TASK TO COMPLETE: Your task is to transcribe all of the data below exactly, omitting the images.

RECORDS SHOWN:
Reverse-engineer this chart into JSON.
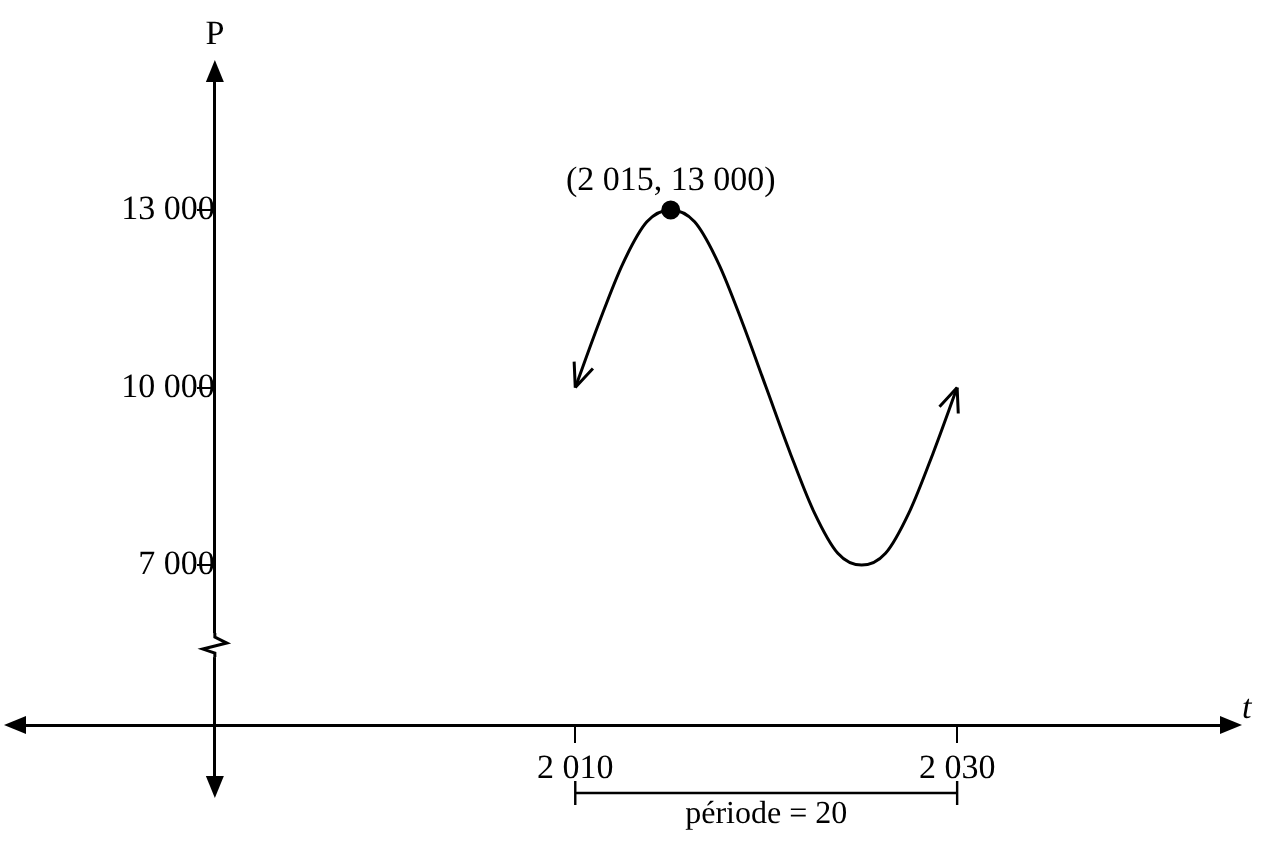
{
  "chart_data": {
    "type": "line",
    "xlabel": "t",
    "ylabel": "P",
    "xlim": [
      1980.5,
      2044.5
    ],
    "ylim": [
      3200,
      15400
    ],
    "xticks": [
      {
        "value": 2010,
        "label": "2 010"
      },
      {
        "value": 2030,
        "label": "2 030"
      }
    ],
    "yticks": [
      {
        "value": 7000,
        "label": "7 000"
      },
      {
        "value": 10000,
        "label": "10 000"
      },
      {
        "value": 13000,
        "label": "13 000"
      }
    ],
    "grid": false,
    "legend": false,
    "series": [
      {
        "type": "line",
        "color": "#000000",
        "marker": "none",
        "line_style": "solid",
        "x": [
          2010,
          2011.25,
          2012.5,
          2013.75,
          2015,
          2016.25,
          2017.5,
          2018.75,
          2020,
          2021.25,
          2022.5,
          2023.75,
          2025,
          2026.25,
          2027.5,
          2028.75,
          2030
        ],
        "values": [
          10000,
          11100,
          12100,
          12800,
          13000,
          12800,
          12100,
          11100,
          10000,
          8900,
          7900,
          7200,
          7000,
          7200,
          7900,
          8900,
          10000
        ]
      },
      {
        "type": "scatter",
        "color": "#000000",
        "marker": "circle",
        "x": [
          2015
        ],
        "values": [
          13000
        ]
      }
    ],
    "annotations": [
      {
        "text": "(2 015, 13 000)",
        "x": 2015,
        "y": 13000
      },
      "période = 20"
    ]
  }
}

RESULT:
Reverse-engineer this chart into JSON.
{
  "chart_data": {
    "type": "line",
    "xlabel": "t",
    "ylabel": "P",
    "xlim": [
      1980.5,
      2044.5
    ],
    "ylim": [
      3200,
      15400
    ],
    "xticks": [
      {
        "value": 2010,
        "label": "2 010"
      },
      {
        "value": 2030,
        "label": "2 030"
      }
    ],
    "yticks": [
      {
        "value": 7000,
        "label": "7 000"
      },
      {
        "value": 10000,
        "label": "10 000"
      },
      {
        "value": 13000,
        "label": "13 000"
      }
    ],
    "grid": false,
    "legend": false,
    "series": [
      {
        "type": "line",
        "color": "#000000",
        "marker": "none",
        "line_style": "solid",
        "x": [
          2010,
          2011.25,
          2012.5,
          2013.75,
          2015,
          2016.25,
          2017.5,
          2018.75,
          2020,
          2021.25,
          2022.5,
          2023.75,
          2025,
          2026.25,
          2027.5,
          2028.75,
          2030
        ],
        "values": [
          10000,
          11100,
          12100,
          12800,
          13000,
          12800,
          12100,
          11100,
          10000,
          8900,
          7900,
          7200,
          7000,
          7200,
          7900,
          8900,
          10000
        ]
      },
      {
        "type": "scatter",
        "color": "#000000",
        "marker": "circle",
        "x": [
          2015
        ],
        "values": [
          13000
        ]
      }
    ],
    "annotations": [
      {
        "text": "(2 015, 13 000)",
        "x": 2015,
        "y": 13000
      },
      "période = 20"
    ]
  }
}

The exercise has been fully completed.